::: Task material :::

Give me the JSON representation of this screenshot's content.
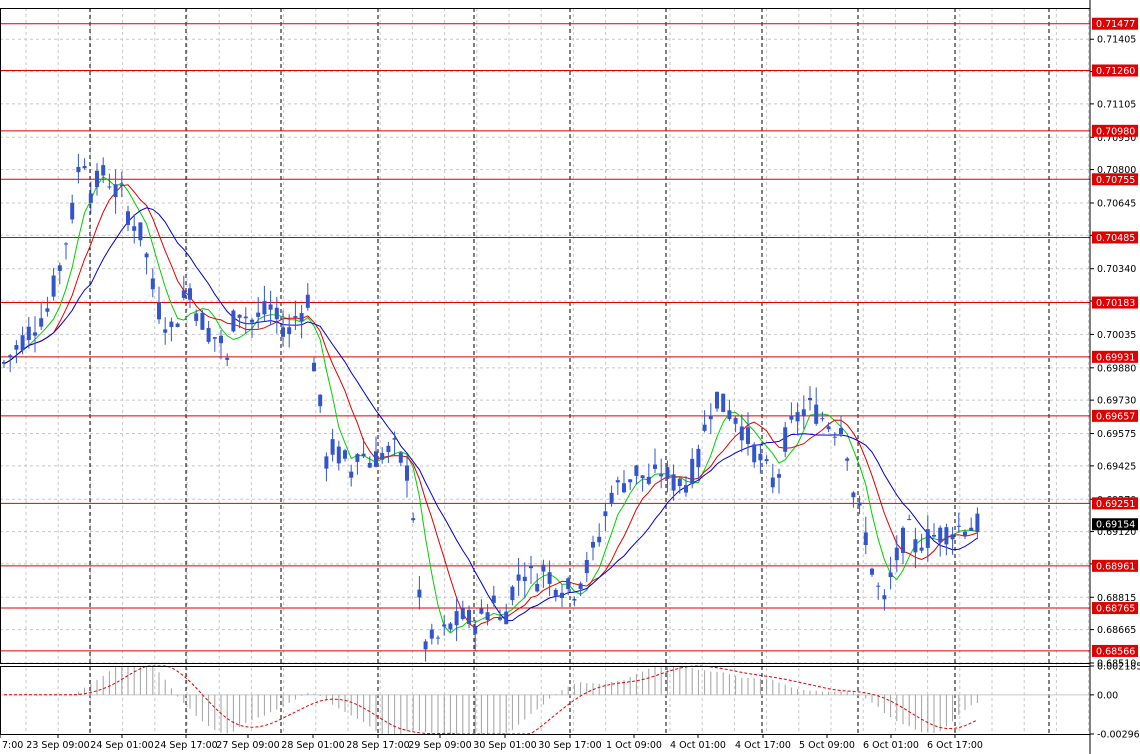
{
  "chart_data": [
    {
      "type": "candlestick",
      "panel": "price",
      "x_labels": [
        "7:00",
        "23 Sep 09:00",
        "24 Sep 01:00",
        "24 Sep 17:00",
        "27 Sep 09:00",
        "28 Sep 01:00",
        "28 Sep 17:00",
        "29 Sep 09:00",
        "30 Sep 01:00",
        "30 Sep 17:00",
        "1 Oct 09:00",
        "4 Oct 01:00",
        "4 Oct 17:00",
        "5 Oct 09:00",
        "6 Oct 01:00",
        "6 Oct 17:00"
      ],
      "y_ticks": [
        "0.71405",
        "0.71255",
        "0.71105",
        "0.70950",
        "0.70800",
        "0.70645",
        "0.70495",
        "0.70340",
        "0.70190",
        "0.70035",
        "0.69880",
        "0.69730",
        "0.69575",
        "0.69425",
        "0.69270",
        "0.69120",
        "0.68970",
        "0.68815",
        "0.68665",
        "0.68510"
      ],
      "ylim": [
        0.6851,
        0.7155
      ],
      "current_price": "0.69154",
      "levels": [
        "0.71477",
        "0.71260",
        "0.70980",
        "0.70755",
        "0.70485",
        "0.70183",
        "0.69931",
        "0.69657",
        "0.69251",
        "0.68961",
        "0.68765",
        "0.68566"
      ],
      "close_path": [
        [
          0,
          0.699
        ],
        [
          4,
          0.7005
        ],
        [
          7,
          0.7015
        ],
        [
          9,
          0.7035
        ],
        [
          11,
          0.706
        ],
        [
          12,
          0.708
        ],
        [
          13,
          0.7085
        ],
        [
          14,
          0.707
        ],
        [
          16,
          0.7078
        ],
        [
          17,
          0.7075
        ],
        [
          18,
          0.707
        ],
        [
          19,
          0.7068
        ],
        [
          20,
          0.706
        ],
        [
          22,
          0.705
        ],
        [
          23,
          0.704
        ],
        [
          24,
          0.7025
        ],
        [
          25,
          0.7015
        ],
        [
          26,
          0.701
        ],
        [
          27,
          0.7005
        ],
        [
          29,
          0.702
        ],
        [
          30,
          0.7025
        ],
        [
          31,
          0.7015
        ],
        [
          33,
          0.7005
        ],
        [
          35,
          0.7
        ],
        [
          36,
          0.699
        ],
        [
          37,
          0.701
        ],
        [
          38,
          0.7015
        ],
        [
          40,
          0.701
        ],
        [
          43,
          0.7015
        ],
        [
          44,
          0.701
        ],
        [
          46,
          0.7005
        ],
        [
          47,
          0.7012
        ],
        [
          48,
          0.7015
        ],
        [
          49,
          0.702
        ],
        [
          50,
          0.699
        ],
        [
          51,
          0.697
        ],
        [
          52,
          0.6945
        ],
        [
          53,
          0.695
        ],
        [
          55,
          0.6945
        ],
        [
          56,
          0.694
        ],
        [
          57,
          0.695
        ],
        [
          59,
          0.6945
        ],
        [
          61,
          0.6948
        ],
        [
          63,
          0.695
        ],
        [
          65,
          0.694
        ],
        [
          66,
          0.692
        ],
        [
          67,
          0.688
        ],
        [
          68,
          0.686
        ],
        [
          70,
          0.6862
        ],
        [
          72,
          0.6868
        ],
        [
          74,
          0.6872
        ],
        [
          76,
          0.687
        ],
        [
          78,
          0.6875
        ],
        [
          79,
          0.6882
        ],
        [
          80,
          0.687
        ],
        [
          81,
          0.6875
        ],
        [
          82,
          0.6885
        ],
        [
          84,
          0.6895
        ],
        [
          85,
          0.6892
        ],
        [
          86,
          0.689
        ],
        [
          87,
          0.6895
        ],
        [
          88,
          0.6892
        ],
        [
          89,
          0.6888
        ],
        [
          91,
          0.6885
        ],
        [
          92,
          0.6885
        ],
        [
          94,
          0.6895
        ],
        [
          96,
          0.691
        ],
        [
          98,
          0.693
        ],
        [
          100,
          0.6935
        ],
        [
          102,
          0.694
        ],
        [
          104,
          0.6935
        ],
        [
          106,
          0.694
        ],
        [
          108,
          0.6935
        ],
        [
          110,
          0.6935
        ],
        [
          112,
          0.6945
        ],
        [
          113,
          0.696
        ],
        [
          114,
          0.697
        ],
        [
          115,
          0.6975
        ],
        [
          116,
          0.697
        ],
        [
          118,
          0.6965
        ],
        [
          119,
          0.696
        ],
        [
          120,
          0.6955
        ],
        [
          122,
          0.6945
        ],
        [
          123,
          0.694
        ],
        [
          124,
          0.6935
        ],
        [
          125,
          0.694
        ],
        [
          126,
          0.6955
        ],
        [
          128,
          0.6965
        ],
        [
          129,
          0.6968
        ],
        [
          130,
          0.697
        ],
        [
          132,
          0.6965
        ],
        [
          134,
          0.696
        ],
        [
          135,
          0.6962
        ],
        [
          136,
          0.695
        ],
        [
          137,
          0.693
        ],
        [
          138,
          0.692
        ],
        [
          139,
          0.691
        ],
        [
          140,
          0.6895
        ],
        [
          141,
          0.6885
        ],
        [
          142,
          0.6878
        ],
        [
          143,
          0.689
        ],
        [
          144,
          0.69
        ],
        [
          145,
          0.6908
        ],
        [
          146,
          0.6912
        ],
        [
          147,
          0.6905
        ],
        [
          148,
          0.6908
        ],
        [
          150,
          0.691
        ],
        [
          152,
          0.6912
        ],
        [
          154,
          0.6914
        ],
        [
          156,
          0.6915
        ],
        [
          157,
          0.6915
        ]
      ],
      "series": [
        {
          "name": "",
          "color": "#00d000"
        },
        {
          "name": "",
          "color": "#e00000"
        },
        {
          "name": "",
          "color": "#0000cc"
        }
      ]
    },
    {
      "type": "bar",
      "panel": "oscillator",
      "y_ticks": [
        "0.002185",
        "0.00",
        "-0.002966"
      ],
      "ylim": [
        -0.002966,
        0.002185
      ]
    }
  ],
  "colors": {
    "candle": "#3355cc",
    "level": "#e00000",
    "grid": "#c8c8c8",
    "osc_histogram": "#a0a0a0",
    "osc_signal": "#e00000",
    "price_tag": "#000000"
  }
}
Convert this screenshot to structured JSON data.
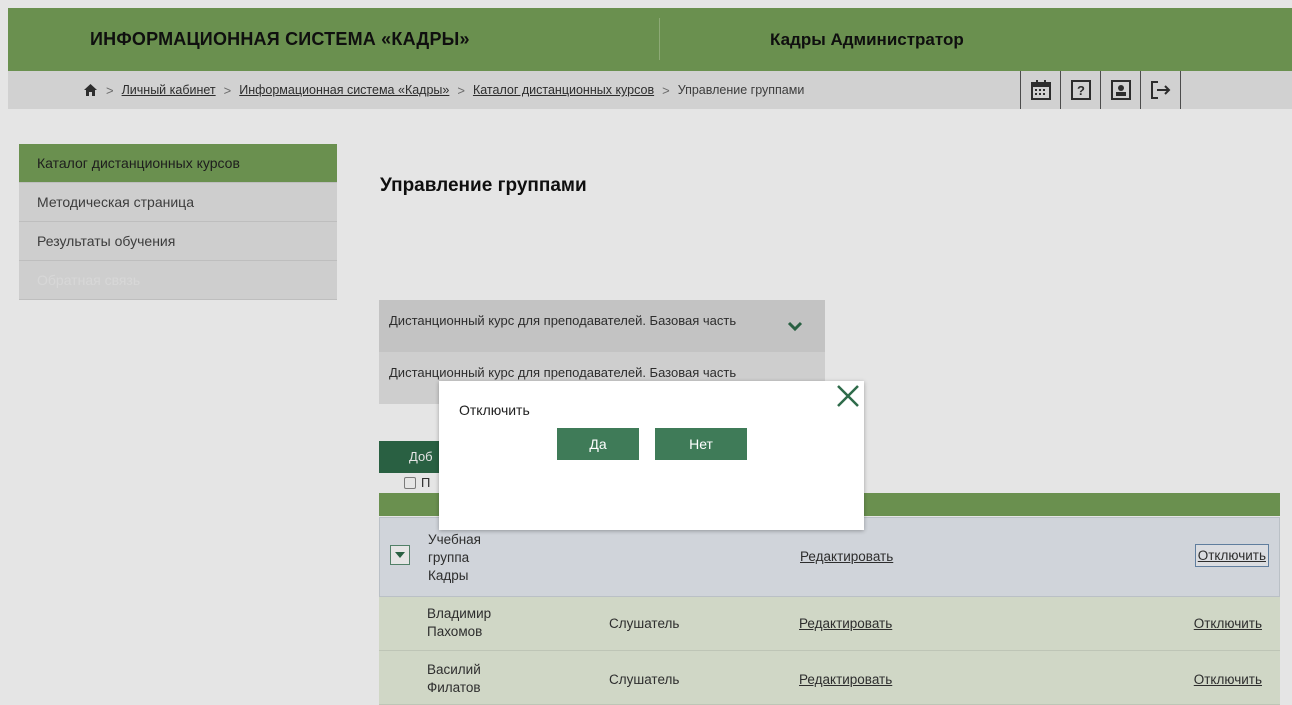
{
  "header": {
    "system_title": "ИНФОРМАЦИОННАЯ СИСТЕМА «КАДРЫ»",
    "user": "Кадры Администратор"
  },
  "breadcrumbs": {
    "items": [
      "Личный кабинет",
      "Информационная система «Кадры»",
      "Каталог дистанционных курсов"
    ],
    "current": "Управление группами",
    "separator": ">"
  },
  "toolbar": {
    "icons": [
      "calendar-icon",
      "help-icon",
      "profile-icon",
      "logout-icon"
    ]
  },
  "sidebar": {
    "items": [
      {
        "label": "Каталог дистанционных курсов",
        "state": "active"
      },
      {
        "label": "Методическая страница",
        "state": "normal"
      },
      {
        "label": "Результаты обучения",
        "state": "normal"
      },
      {
        "label": "Обратная связь",
        "state": "disabled"
      }
    ]
  },
  "main": {
    "title": "Управление группами",
    "course_select": {
      "selected": "Дистанционный курс для преподавателей. Базовая часть",
      "options": [
        "Дистанционный курс для преподавателей. Базовая часть"
      ]
    },
    "add_button_visible": "Доб",
    "checkbox_visible": "П"
  },
  "table": {
    "group": {
      "name_lines": [
        "Учебная",
        "группа",
        "Кадры"
      ],
      "edit": "Редактировать",
      "disable": "Отключить"
    },
    "members": [
      {
        "name_lines": [
          "Владимир",
          "Пахомов"
        ],
        "role": "Слушатель",
        "edit": "Редактировать",
        "disable": "Отключить"
      },
      {
        "name_lines": [
          "Василий",
          "Филатов"
        ],
        "role": "Слушатель",
        "edit": "Редактировать",
        "disable": "Отключить"
      }
    ]
  },
  "modal": {
    "message": "Отключить",
    "yes": "Да",
    "no": "Нет"
  },
  "colors": {
    "header_green": "#77a158",
    "button_green": "#3f7b58",
    "dark_green": "#2e6b4a"
  }
}
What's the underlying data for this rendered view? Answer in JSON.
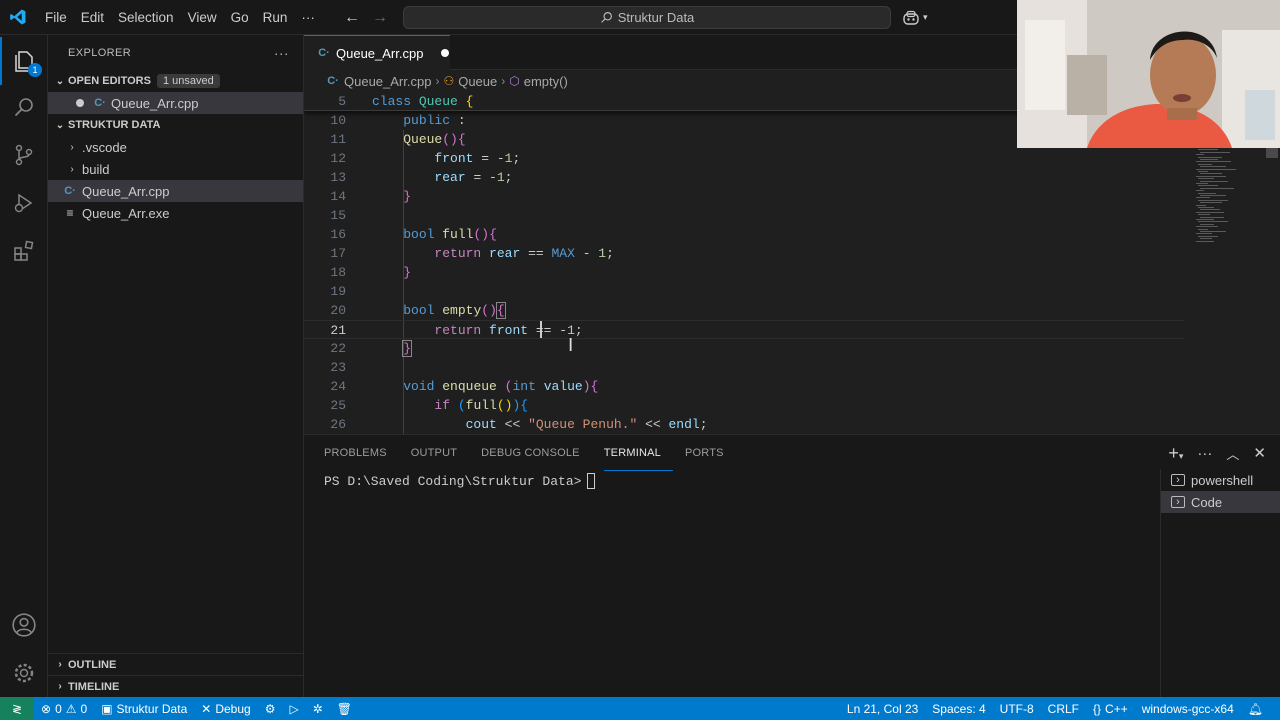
{
  "titlebar": {
    "menu": [
      "File",
      "Edit",
      "Selection",
      "View",
      "Go",
      "Run",
      "···"
    ],
    "search_label": "Struktur Data"
  },
  "activity": {
    "explorer_badge": "1"
  },
  "sidebar": {
    "title": "EXPLORER",
    "more": "···",
    "open_editors": {
      "label": "OPEN EDITORS",
      "badge": "1 unsaved",
      "file": "Queue_Arr.cpp"
    },
    "folder": {
      "label": "STRUKTUR DATA",
      "items": [
        {
          "name": ".vscode",
          "type": "folder"
        },
        {
          "name": "build",
          "type": "folder"
        },
        {
          "name": "Queue_Arr.cpp",
          "type": "cpp"
        },
        {
          "name": "Queue_Arr.exe",
          "type": "exe"
        }
      ]
    },
    "outline": "OUTLINE",
    "timeline": "TIMELINE"
  },
  "editor": {
    "tab": {
      "label": "Queue_Arr.cpp",
      "dirty": true
    },
    "breadcrumb": [
      "Queue_Arr.cpp",
      "Queue",
      "empty()"
    ],
    "lines": [
      {
        "n": "5",
        "sticky": true,
        "html": "<span class=\"kw\">class</span> <span class=\"ty\">Queue</span> <span class=\"br1\">{</span>"
      },
      {
        "n": "10",
        "html": "    <span class=\"kw\">public</span> :"
      },
      {
        "n": "11",
        "html": "    <span class=\"fn\">Queue</span><span class=\"br2\">()</span><span class=\"br2\">{</span>"
      },
      {
        "n": "12",
        "html": "        <span class=\"var\">front</span> = -<span class=\"num\">1</span>;"
      },
      {
        "n": "13",
        "html": "        <span class=\"var\">rear</span> = -<span class=\"num\">1</span>;"
      },
      {
        "n": "14",
        "html": "    <span class=\"br2\">}</span>"
      },
      {
        "n": "15",
        "html": ""
      },
      {
        "n": "16",
        "html": "    <span class=\"kw\">bool</span> <span class=\"fn\">full</span><span class=\"br2\">()</span><span class=\"br2\">{</span>"
      },
      {
        "n": "17",
        "html": "        <span class=\"ctl\">return</span> <span class=\"var\">rear</span> == <span class=\"kw\">MAX</span> - <span class=\"num\">1</span>;"
      },
      {
        "n": "18",
        "html": "    <span class=\"br2\">}</span>"
      },
      {
        "n": "19",
        "html": ""
      },
      {
        "n": "20",
        "html": "    <span class=\"kw\">bool</span> <span class=\"fn\">empty</span><span class=\"br2\">()</span><span class=\"br2\" style=\"outline:1px solid #888\">{</span>"
      },
      {
        "n": "21",
        "current": true,
        "html": "        <span class=\"ctl\">return</span> <span class=\"var\">front</span> == -<span class=\"num\">1</span>;"
      },
      {
        "n": "22",
        "html": "    <span class=\"br2\" style=\"outline:1px solid #888\">}</span>"
      },
      {
        "n": "23",
        "html": ""
      },
      {
        "n": "24",
        "html": "    <span class=\"kw\">void</span> <span class=\"fn\">enqueue</span> <span class=\"br2\">(</span><span class=\"kw\">int</span> <span class=\"var\">value</span><span class=\"br2\">)</span><span class=\"br2\">{</span>"
      },
      {
        "n": "25",
        "html": "        <span class=\"ctl\">if</span> <span class=\"br3\">(</span><span class=\"fn\">full</span><span class=\"br1\">()</span><span class=\"br3\">)</span><span class=\"br3\">{</span>"
      },
      {
        "n": "26",
        "html": "            <span class=\"var\">cout</span> &lt;&lt; <span class=\"str\">\"Queue Penuh.\"</span> &lt;&lt; <span class=\"var\">endl</span>;"
      }
    ]
  },
  "panel": {
    "tabs": [
      "PROBLEMS",
      "OUTPUT",
      "DEBUG CONSOLE",
      "TERMINAL",
      "PORTS"
    ],
    "active_tab": "TERMINAL",
    "prompt": "PS D:\\Saved Coding\\Struktur Data>",
    "terminals": [
      "powershell",
      "Code"
    ]
  },
  "statusbar": {
    "errors": "0",
    "warnings": "0",
    "project": "Struktur Data",
    "debug": "Debug",
    "position": "Ln 21, Col 23",
    "spaces": "Spaces: 4",
    "encoding": "UTF-8",
    "eol": "CRLF",
    "language": "C++",
    "compiler": "windows-gcc-x64"
  },
  "colors": {
    "accent": "#0078d4",
    "statusbar": "#007acc",
    "remote": "#16825d"
  }
}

:::

→ **Task instructions**
Examine the records and report how many lines contain the string "true". Only the number should be given.

→ **The reply**
3